(Labeled region entries)
* * * *
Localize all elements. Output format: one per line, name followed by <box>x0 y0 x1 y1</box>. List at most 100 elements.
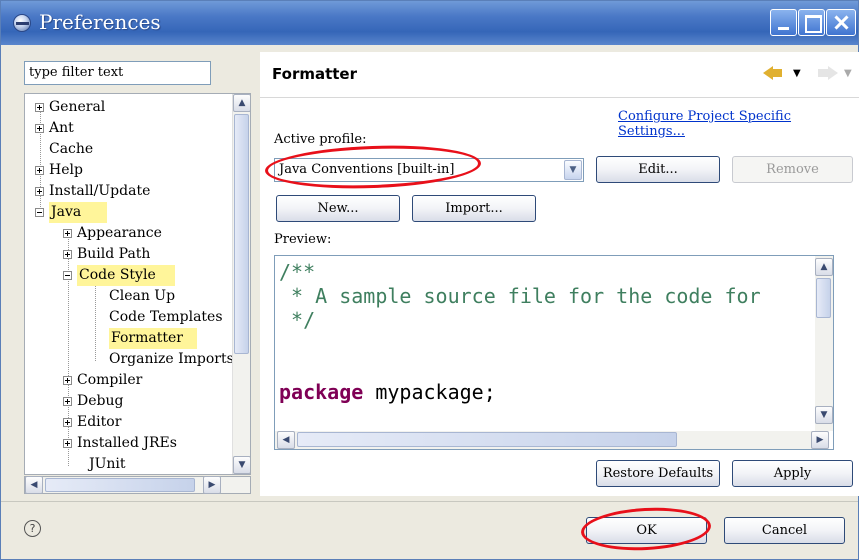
preferences-window: Preferences type filter text General Ant… <box>0 0 859 560</box>
expand-icon[interactable] <box>63 229 72 238</box>
back-dropdown-icon[interactable]: ▼ <box>793 68 801 79</box>
tree-item-code-style[interactable]: Code Style <box>63 265 175 286</box>
window-title: Preferences <box>39 10 161 34</box>
collapse-icon[interactable] <box>35 208 44 217</box>
tree-item-formatter[interactable]: Formatter <box>109 328 197 349</box>
ok-button[interactable]: OK <box>586 517 707 544</box>
scroll-thumb[interactable] <box>297 432 677 447</box>
tree-item-label: Install/Update <box>49 183 151 199</box>
tree-item-install-update[interactable]: Install/Update <box>35 181 150 202</box>
tree-item-label: Installed JREs <box>77 435 177 451</box>
forward-dropdown-icon[interactable]: ▼ <box>844 68 852 79</box>
expand-icon[interactable] <box>63 439 72 448</box>
expand-icon[interactable] <box>63 376 72 385</box>
tree-item-label: Clean Up <box>109 288 176 304</box>
new-button[interactable]: New... <box>276 195 400 222</box>
active-profile-label: Active profile: <box>274 132 367 147</box>
tree-item-clean-up[interactable]: Clean Up <box>109 286 175 307</box>
active-profile-select[interactable]: Java Conventions [built-in] ▼ <box>274 158 584 182</box>
tree-item-label: Help <box>49 162 83 178</box>
expand-icon[interactable] <box>35 166 44 175</box>
active-profile-value: Java Conventions [built-in] <box>279 162 455 177</box>
expand-icon[interactable] <box>35 124 44 133</box>
code-keyword: package <box>279 380 364 404</box>
expand-icon[interactable] <box>35 103 44 112</box>
code-line: * A sample source file for the code for <box>279 284 761 308</box>
scroll-left-icon[interactable]: ◀ <box>25 476 43 494</box>
page-header: Formatter ▼ ▼ <box>260 52 859 98</box>
code-line: */ <box>279 308 316 332</box>
cancel-button[interactable]: Cancel <box>724 517 845 544</box>
back-arrow-icon[interactable] <box>763 66 783 80</box>
preview-label: Preview: <box>274 232 332 247</box>
scroll-thumb[interactable] <box>234 114 249 354</box>
tree-item-cache[interactable]: Cache <box>49 139 93 160</box>
tree-item-label: Java <box>49 202 107 223</box>
expand-icon[interactable] <box>63 250 72 259</box>
tree-item-general[interactable]: General <box>35 97 105 118</box>
tree-item-appearance[interactable]: Appearance <box>63 223 162 244</box>
tree-horizontal-scrollbar[interactable]: ◀ ▶ <box>24 476 251 494</box>
preview-vertical-scrollbar[interactable]: ▲ ▼ <box>815 256 833 431</box>
tree-vertical-scrollbar[interactable]: ▲ ▼ <box>232 94 250 474</box>
scroll-thumb[interactable] <box>45 478 195 492</box>
forward-arrow-icon[interactable] <box>818 66 838 80</box>
scroll-right-icon[interactable]: ▶ <box>203 476 221 494</box>
tree-item-label: JUnit <box>89 456 126 472</box>
tree-item-label: Editor <box>77 414 122 430</box>
page-title: Formatter <box>272 65 358 83</box>
tree-item-editor[interactable]: Editor <box>63 412 121 433</box>
close-button[interactable] <box>826 9 856 36</box>
code-line: mypackage; <box>363 380 496 404</box>
tree-item-debug[interactable]: Debug <box>63 391 123 412</box>
minimize-button[interactable] <box>770 9 797 36</box>
scroll-up-icon[interactable]: ▲ <box>815 258 833 276</box>
filter-input[interactable]: type filter text <box>24 61 211 85</box>
import-button[interactable]: Import... <box>412 195 536 222</box>
preview-horizontal-scrollbar[interactable]: ◀ ▶ <box>275 431 829 449</box>
tree-item-label: Appearance <box>77 225 162 241</box>
restore-defaults-button[interactable]: Restore Defaults <box>596 460 720 487</box>
tree-item-label: Formatter <box>109 328 197 349</box>
scroll-down-icon[interactable]: ▼ <box>233 456 250 474</box>
tree-item-label: Code Templates <box>109 309 223 325</box>
scroll-up-icon[interactable]: ▲ <box>233 94 250 112</box>
eclipse-icon <box>13 14 31 32</box>
tree-item-label: Compiler <box>77 372 143 388</box>
tree-item-organize-imports[interactable]: Organize Imports <box>109 349 234 370</box>
tree-item-build-path[interactable]: Build Path <box>63 244 150 265</box>
configure-project-settings-link[interactable]: Configure Project Specific Settings... <box>618 109 858 139</box>
tree-item-help[interactable]: Help <box>35 160 83 181</box>
tree-item-ant[interactable]: Ant <box>35 118 74 139</box>
help-icon[interactable]: ? <box>24 520 41 537</box>
tree-item-code-templates[interactable]: Code Templates <box>109 307 223 328</box>
tree-item-java[interactable]: Java <box>35 202 107 223</box>
apply-button[interactable]: Apply <box>732 460 853 487</box>
tree-item-installed-jres[interactable]: Installed JREs <box>63 433 177 454</box>
scroll-thumb[interactable] <box>816 278 831 318</box>
tree-item-label: Code Style <box>77 265 175 286</box>
code-line: /** <box>279 260 316 284</box>
title-bar[interactable]: Preferences <box>1 1 858 45</box>
tree-item-label: Cache <box>49 141 94 157</box>
collapse-icon[interactable] <box>63 271 72 280</box>
scroll-left-icon[interactable]: ◀ <box>277 431 295 449</box>
preview-code: /** * A sample source file for the code … <box>279 260 761 404</box>
tree-item-label: Build Path <box>77 246 151 262</box>
edit-button[interactable]: Edit... <box>596 156 720 183</box>
tree-connector <box>95 277 96 361</box>
expand-icon[interactable] <box>63 397 72 406</box>
tree-item-label: General <box>49 99 106 115</box>
tree-item-label: Ant <box>49 120 74 136</box>
remove-button[interactable]: Remove <box>732 156 853 183</box>
expand-icon[interactable] <box>63 418 72 427</box>
scroll-right-icon[interactable]: ▶ <box>811 431 829 449</box>
tree-item-junit[interactable]: JUnit <box>89 454 126 474</box>
chevron-down-icon[interactable]: ▼ <box>564 160 582 180</box>
tree-item-label: Organize Imports <box>109 351 234 367</box>
expand-icon[interactable] <box>35 187 44 196</box>
maximize-button[interactable] <box>798 9 825 36</box>
tree-item-compiler[interactable]: Compiler <box>63 370 142 391</box>
code-preview[interactable]: /** * A sample source file for the code … <box>274 255 834 450</box>
scroll-down-icon[interactable]: ▼ <box>815 406 833 424</box>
* * * *
**DO THIS:**
Copy out every one of the records above line for line, without any changes, and omit the pictures.

**EXPECTED ANSWER:**
Localize all elements. Output format: one per line, name followed by <box>x0 y0 x1 y1</box>. List at most 100 elements.
preferences-window: Preferences type filter text General Ant… <box>0 0 859 560</box>
expand-icon[interactable] <box>63 229 72 238</box>
back-dropdown-icon[interactable]: ▼ <box>793 68 801 79</box>
tree-item-code-style[interactable]: Code Style <box>63 265 175 286</box>
window-title: Preferences <box>39 10 161 34</box>
collapse-icon[interactable] <box>35 208 44 217</box>
tree-item-formatter[interactable]: Formatter <box>109 328 197 349</box>
ok-button[interactable]: OK <box>586 517 707 544</box>
scroll-thumb[interactable] <box>297 432 677 447</box>
tree-item-label: Install/Update <box>49 183 151 199</box>
tree-item-install-update[interactable]: Install/Update <box>35 181 150 202</box>
tree-item-label: Installed JREs <box>77 435 177 451</box>
forward-dropdown-icon[interactable]: ▼ <box>844 68 852 79</box>
expand-icon[interactable] <box>63 439 72 448</box>
expand-icon[interactable] <box>63 376 72 385</box>
tree-item-label: Clean Up <box>109 288 176 304</box>
new-button[interactable]: New... <box>276 195 400 222</box>
active-profile-label: Active profile: <box>274 132 367 147</box>
tree-item-clean-up[interactable]: Clean Up <box>109 286 175 307</box>
active-profile-select[interactable]: Java Conventions [built-in] ▼ <box>274 158 584 182</box>
tree-item-label: Help <box>49 162 83 178</box>
expand-icon[interactable] <box>35 166 44 175</box>
active-profile-value: Java Conventions [built-in] <box>279 162 455 177</box>
expand-icon[interactable] <box>35 124 44 133</box>
code-keyword: package <box>279 380 364 404</box>
expand-icon[interactable] <box>35 103 44 112</box>
code-line: * A sample source file for the code for <box>279 284 761 308</box>
scroll-left-icon[interactable]: ◀ <box>25 476 43 494</box>
page-header: Formatter ▼ ▼ <box>260 52 859 98</box>
code-line: */ <box>279 308 316 332</box>
cancel-button[interactable]: Cancel <box>724 517 845 544</box>
back-arrow-icon[interactable] <box>763 66 783 80</box>
preview-label: Preview: <box>274 232 332 247</box>
scroll-thumb[interactable] <box>234 114 249 354</box>
tree-item-cache[interactable]: Cache <box>49 139 93 160</box>
tree-item-label: Java <box>49 202 107 223</box>
expand-icon[interactable] <box>63 250 72 259</box>
tree-item-general[interactable]: General <box>35 97 105 118</box>
tree-item-appearance[interactable]: Appearance <box>63 223 162 244</box>
tree-horizontal-scrollbar[interactable]: ◀ ▶ <box>24 476 251 494</box>
preview-vertical-scrollbar[interactable]: ▲ ▼ <box>815 256 833 431</box>
tree-vertical-scrollbar[interactable]: ▲ ▼ <box>232 94 250 474</box>
scroll-thumb[interactable] <box>45 478 195 492</box>
forward-arrow-icon[interactable] <box>818 66 838 80</box>
scroll-right-icon[interactable]: ▶ <box>203 476 221 494</box>
tree-item-label: JUnit <box>89 456 126 472</box>
tree-item-label: Editor <box>77 414 122 430</box>
page-title: Formatter <box>272 65 358 83</box>
tree-item-editor[interactable]: Editor <box>63 412 121 433</box>
close-button[interactable] <box>826 9 856 36</box>
code-line: mypackage; <box>363 380 496 404</box>
tree-item-debug[interactable]: Debug <box>63 391 123 412</box>
minimize-button[interactable] <box>770 9 797 36</box>
scroll-up-icon[interactable]: ▲ <box>815 258 833 276</box>
filter-input[interactable]: type filter text <box>24 61 211 85</box>
import-button[interactable]: Import... <box>412 195 536 222</box>
preview-horizontal-scrollbar[interactable]: ◀ ▶ <box>275 431 829 449</box>
tree-item-label: Appearance <box>77 225 162 241</box>
restore-defaults-button[interactable]: Restore Defaults <box>596 460 720 487</box>
tree-item-label: Formatter <box>109 328 197 349</box>
scroll-down-icon[interactable]: ▼ <box>233 456 250 474</box>
tree-item-label: Code Templates <box>109 309 223 325</box>
scroll-up-icon[interactable]: ▲ <box>233 94 250 112</box>
eclipse-icon <box>13 14 31 32</box>
tree-item-label: Compiler <box>77 372 143 388</box>
tree-item-organize-imports[interactable]: Organize Imports <box>109 349 234 370</box>
tree-item-build-path[interactable]: Build Path <box>63 244 150 265</box>
configure-project-settings-link[interactable]: Configure Project Specific Settings... <box>618 109 858 139</box>
tree-item-help[interactable]: Help <box>35 160 83 181</box>
tree-item-ant[interactable]: Ant <box>35 118 74 139</box>
help-icon[interactable]: ? <box>24 520 41 537</box>
tree-item-code-templates[interactable]: Code Templates <box>109 307 223 328</box>
tree-item-java[interactable]: Java <box>35 202 107 223</box>
apply-button[interactable]: Apply <box>732 460 853 487</box>
tree-item-installed-jres[interactable]: Installed JREs <box>63 433 177 454</box>
scroll-thumb[interactable] <box>816 278 831 318</box>
tree-item-label: Code Style <box>77 265 175 286</box>
code-line: /** <box>279 260 316 284</box>
title-bar[interactable]: Preferences <box>1 1 858 45</box>
tree-item-label: Cache <box>49 141 94 157</box>
collapse-icon[interactable] <box>63 271 72 280</box>
scroll-left-icon[interactable]: ◀ <box>277 431 295 449</box>
preview-code: /** * A sample source file for the code … <box>279 260 761 404</box>
tree-item-label: Build Path <box>77 246 151 262</box>
edit-button[interactable]: Edit... <box>596 156 720 183</box>
tree-connector <box>95 277 96 361</box>
expand-icon[interactable] <box>63 397 72 406</box>
tree-item-label: General <box>49 99 106 115</box>
tree-item-label: Ant <box>49 120 74 136</box>
remove-button[interactable]: Remove <box>732 156 853 183</box>
expand-icon[interactable] <box>63 418 72 427</box>
scroll-right-icon[interactable]: ▶ <box>811 431 829 449</box>
tree-item-junit[interactable]: JUnit <box>89 454 126 474</box>
chevron-down-icon[interactable]: ▼ <box>564 160 582 180</box>
tree-item-label: Organize Imports <box>109 351 234 367</box>
expand-icon[interactable] <box>35 187 44 196</box>
maximize-button[interactable] <box>798 9 825 36</box>
tree-item-compiler[interactable]: Compiler <box>63 370 142 391</box>
code-preview[interactable]: /** * A sample source file for the code … <box>274 255 834 450</box>
scroll-down-icon[interactable]: ▼ <box>815 406 833 424</box>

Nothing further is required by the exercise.